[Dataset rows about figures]
▼▼▼

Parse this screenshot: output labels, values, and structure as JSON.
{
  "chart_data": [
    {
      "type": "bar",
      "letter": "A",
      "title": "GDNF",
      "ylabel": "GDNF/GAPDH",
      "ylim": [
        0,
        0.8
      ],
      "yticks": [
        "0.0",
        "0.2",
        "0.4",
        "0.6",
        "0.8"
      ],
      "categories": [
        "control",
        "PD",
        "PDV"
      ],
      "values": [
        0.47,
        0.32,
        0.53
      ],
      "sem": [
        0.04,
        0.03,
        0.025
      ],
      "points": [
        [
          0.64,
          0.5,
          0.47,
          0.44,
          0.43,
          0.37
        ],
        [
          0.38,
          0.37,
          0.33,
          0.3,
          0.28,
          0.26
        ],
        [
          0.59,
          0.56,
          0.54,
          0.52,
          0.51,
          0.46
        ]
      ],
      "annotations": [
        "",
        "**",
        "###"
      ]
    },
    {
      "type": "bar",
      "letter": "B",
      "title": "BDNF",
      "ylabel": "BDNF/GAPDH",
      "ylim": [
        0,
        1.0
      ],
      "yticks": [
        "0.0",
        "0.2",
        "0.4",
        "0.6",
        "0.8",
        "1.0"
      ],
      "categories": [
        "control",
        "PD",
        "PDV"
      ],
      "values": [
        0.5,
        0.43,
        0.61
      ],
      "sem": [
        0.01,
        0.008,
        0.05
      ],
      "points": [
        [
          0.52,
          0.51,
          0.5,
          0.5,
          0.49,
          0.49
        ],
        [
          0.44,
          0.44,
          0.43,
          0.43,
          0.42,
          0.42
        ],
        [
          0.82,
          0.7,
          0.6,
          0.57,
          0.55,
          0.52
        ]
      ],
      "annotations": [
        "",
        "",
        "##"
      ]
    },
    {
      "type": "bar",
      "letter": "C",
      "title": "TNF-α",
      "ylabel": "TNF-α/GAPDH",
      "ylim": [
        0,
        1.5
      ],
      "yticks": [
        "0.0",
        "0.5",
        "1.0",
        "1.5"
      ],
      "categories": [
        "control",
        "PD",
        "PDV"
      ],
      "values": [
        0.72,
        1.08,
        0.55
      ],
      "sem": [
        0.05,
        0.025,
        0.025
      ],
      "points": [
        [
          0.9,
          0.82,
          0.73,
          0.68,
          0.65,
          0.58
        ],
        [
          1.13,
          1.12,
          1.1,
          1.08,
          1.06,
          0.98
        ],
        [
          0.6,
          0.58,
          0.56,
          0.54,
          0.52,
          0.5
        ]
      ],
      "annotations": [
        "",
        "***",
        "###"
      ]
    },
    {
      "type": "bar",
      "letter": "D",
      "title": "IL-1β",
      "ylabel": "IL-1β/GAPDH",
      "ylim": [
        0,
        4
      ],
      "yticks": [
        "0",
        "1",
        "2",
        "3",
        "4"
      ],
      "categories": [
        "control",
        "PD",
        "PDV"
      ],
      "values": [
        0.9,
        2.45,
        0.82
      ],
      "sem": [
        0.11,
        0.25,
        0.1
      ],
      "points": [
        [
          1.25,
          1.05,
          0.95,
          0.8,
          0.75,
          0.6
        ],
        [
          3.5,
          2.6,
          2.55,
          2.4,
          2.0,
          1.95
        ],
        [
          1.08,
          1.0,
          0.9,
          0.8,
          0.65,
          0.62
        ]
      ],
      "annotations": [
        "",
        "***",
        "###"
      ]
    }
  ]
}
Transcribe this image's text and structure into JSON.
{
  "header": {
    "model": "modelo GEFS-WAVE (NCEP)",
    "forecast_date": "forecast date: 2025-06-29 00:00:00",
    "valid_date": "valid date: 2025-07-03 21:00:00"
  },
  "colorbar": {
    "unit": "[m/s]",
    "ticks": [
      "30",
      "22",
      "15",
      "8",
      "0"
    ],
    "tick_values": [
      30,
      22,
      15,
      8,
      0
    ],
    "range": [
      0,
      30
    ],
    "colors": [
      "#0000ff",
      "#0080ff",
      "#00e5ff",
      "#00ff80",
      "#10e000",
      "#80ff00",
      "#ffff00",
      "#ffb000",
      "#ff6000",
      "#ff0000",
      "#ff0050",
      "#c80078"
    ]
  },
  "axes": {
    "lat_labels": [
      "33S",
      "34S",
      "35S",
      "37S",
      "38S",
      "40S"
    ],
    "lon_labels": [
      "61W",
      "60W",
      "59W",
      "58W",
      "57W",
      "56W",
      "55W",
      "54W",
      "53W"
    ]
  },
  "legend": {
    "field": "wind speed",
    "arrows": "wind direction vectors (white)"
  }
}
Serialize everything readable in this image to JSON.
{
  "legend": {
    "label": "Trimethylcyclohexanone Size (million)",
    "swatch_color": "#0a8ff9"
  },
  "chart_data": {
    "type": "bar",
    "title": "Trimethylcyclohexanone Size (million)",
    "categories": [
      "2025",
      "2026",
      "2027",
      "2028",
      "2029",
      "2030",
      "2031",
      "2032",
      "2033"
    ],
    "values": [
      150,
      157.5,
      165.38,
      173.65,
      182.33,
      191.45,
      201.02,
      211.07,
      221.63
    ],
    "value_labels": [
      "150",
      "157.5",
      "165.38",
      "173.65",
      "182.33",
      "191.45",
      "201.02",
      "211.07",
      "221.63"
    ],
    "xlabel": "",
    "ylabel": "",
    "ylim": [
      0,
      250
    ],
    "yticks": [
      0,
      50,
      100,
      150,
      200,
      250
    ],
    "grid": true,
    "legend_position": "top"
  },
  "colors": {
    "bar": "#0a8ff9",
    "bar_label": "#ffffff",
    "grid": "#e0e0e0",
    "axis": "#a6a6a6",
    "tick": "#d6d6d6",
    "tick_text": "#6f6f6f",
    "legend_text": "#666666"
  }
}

▲▲▲

§ **Exercise aim**
Retype the records above exactly.

§ **Solution to this problem**
Parse this screenshot: output labels, values, and structure as JSON.
{
  "chart_data": [
    {
      "type": "bar",
      "letter": "A",
      "title": "GDNF",
      "ylabel": "GDNF/GAPDH",
      "ylim": [
        0,
        0.8
      ],
      "yticks": [
        "0.0",
        "0.2",
        "0.4",
        "0.6",
        "0.8"
      ],
      "categories": [
        "control",
        "PD",
        "PDV"
      ],
      "values": [
        0.47,
        0.32,
        0.53
      ],
      "sem": [
        0.04,
        0.03,
        0.025
      ],
      "points": [
        [
          0.64,
          0.5,
          0.47,
          0.44,
          0.43,
          0.37
        ],
        [
          0.38,
          0.37,
          0.33,
          0.3,
          0.28,
          0.26
        ],
        [
          0.59,
          0.56,
          0.54,
          0.52,
          0.51,
          0.46
        ]
      ],
      "annotations": [
        "",
        "**",
        "###"
      ]
    },
    {
      "type": "bar",
      "letter": "B",
      "title": "BDNF",
      "ylabel": "BDNF/GAPDH",
      "ylim": [
        0,
        1.0
      ],
      "yticks": [
        "0.0",
        "0.2",
        "0.4",
        "0.6",
        "0.8",
        "1.0"
      ],
      "categories": [
        "control",
        "PD",
        "PDV"
      ],
      "values": [
        0.5,
        0.43,
        0.61
      ],
      "sem": [
        0.01,
        0.008,
        0.05
      ],
      "points": [
        [
          0.52,
          0.51,
          0.5,
          0.5,
          0.49,
          0.49
        ],
        [
          0.44,
          0.44,
          0.43,
          0.43,
          0.42,
          0.42
        ],
        [
          0.82,
          0.7,
          0.6,
          0.57,
          0.55,
          0.52
        ]
      ],
      "annotations": [
        "",
        "",
        "##"
      ]
    },
    {
      "type": "bar",
      "letter": "C",
      "title": "TNF-α",
      "ylabel": "TNF-α/GAPDH",
      "ylim": [
        0,
        1.5
      ],
      "yticks": [
        "0.0",
        "0.5",
        "1.0",
        "1.5"
      ],
      "categories": [
        "control",
        "PD",
        "PDV"
      ],
      "values": [
        0.72,
        1.08,
        0.55
      ],
      "sem": [
        0.05,
        0.025,
        0.025
      ],
      "points": [
        [
          0.9,
          0.82,
          0.73,
          0.68,
          0.65,
          0.58
        ],
        [
          1.13,
          1.12,
          1.1,
          1.08,
          1.06,
          0.98
        ],
        [
          0.6,
          0.58,
          0.56,
          0.54,
          0.52,
          0.5
        ]
      ],
      "annotations": [
        "",
        "***",
        "###"
      ]
    },
    {
      "type": "bar",
      "letter": "D",
      "title": "IL-1β",
      "ylabel": "IL-1β/GAPDH",
      "ylim": [
        0,
        4
      ],
      "yticks": [
        "0",
        "1",
        "2",
        "3",
        "4"
      ],
      "categories": [
        "control",
        "PD",
        "PDV"
      ],
      "values": [
        0.9,
        2.45,
        0.82
      ],
      "sem": [
        0.11,
        0.25,
        0.1
      ],
      "points": [
        [
          1.25,
          1.05,
          0.95,
          0.8,
          0.75,
          0.6
        ],
        [
          3.5,
          2.6,
          2.55,
          2.4,
          2.0,
          1.95
        ],
        [
          1.08,
          1.0,
          0.9,
          0.8,
          0.65,
          0.62
        ]
      ],
      "annotations": [
        "",
        "***",
        "###"
      ]
    }
  ]
}
Transcribe this image's text and structure into JSON.
{
  "header": {
    "model": "modelo GEFS-WAVE (NCEP)",
    "forecast_date": "forecast date: 2025-06-29 00:00:00",
    "valid_date": "valid date: 2025-07-03 21:00:00"
  },
  "colorbar": {
    "unit": "[m/s]",
    "ticks": [
      "30",
      "22",
      "15",
      "8",
      "0"
    ],
    "tick_values": [
      30,
      22,
      15,
      8,
      0
    ],
    "range": [
      0,
      30
    ],
    "colors": [
      "#0000ff",
      "#0080ff",
      "#00e5ff",
      "#00ff80",
      "#10e000",
      "#80ff00",
      "#ffff00",
      "#ffb000",
      "#ff6000",
      "#ff0000",
      "#ff0050",
      "#c80078"
    ]
  },
  "axes": {
    "lat_labels": [
      "33S",
      "34S",
      "35S",
      "37S",
      "38S",
      "40S"
    ],
    "lon_labels": [
      "61W",
      "60W",
      "59W",
      "58W",
      "57W",
      "56W",
      "55W",
      "54W",
      "53W"
    ]
  },
  "legend": {
    "field": "wind speed",
    "arrows": "wind direction vectors (white)"
  }
}
Serialize everything readable in this image to JSON.
{
  "legend": {
    "label": "Trimethylcyclohexanone Size (million)",
    "swatch_color": "#0a8ff9"
  },
  "chart_data": {
    "type": "bar",
    "title": "Trimethylcyclohexanone Size (million)",
    "categories": [
      "2025",
      "2026",
      "2027",
      "2028",
      "2029",
      "2030",
      "2031",
      "2032",
      "2033"
    ],
    "values": [
      150,
      157.5,
      165.38,
      173.65,
      182.33,
      191.45,
      201.02,
      211.07,
      221.63
    ],
    "value_labels": [
      "150",
      "157.5",
      "165.38",
      "173.65",
      "182.33",
      "191.45",
      "201.02",
      "211.07",
      "221.63"
    ],
    "xlabel": "",
    "ylabel": "",
    "ylim": [
      0,
      250
    ],
    "yticks": [
      0,
      50,
      100,
      150,
      200,
      250
    ],
    "grid": true,
    "legend_position": "top"
  },
  "colors": {
    "bar": "#0a8ff9",
    "bar_label": "#ffffff",
    "grid": "#e0e0e0",
    "axis": "#a6a6a6",
    "tick": "#d6d6d6",
    "tick_text": "#6f6f6f",
    "legend_text": "#666666"
  }
}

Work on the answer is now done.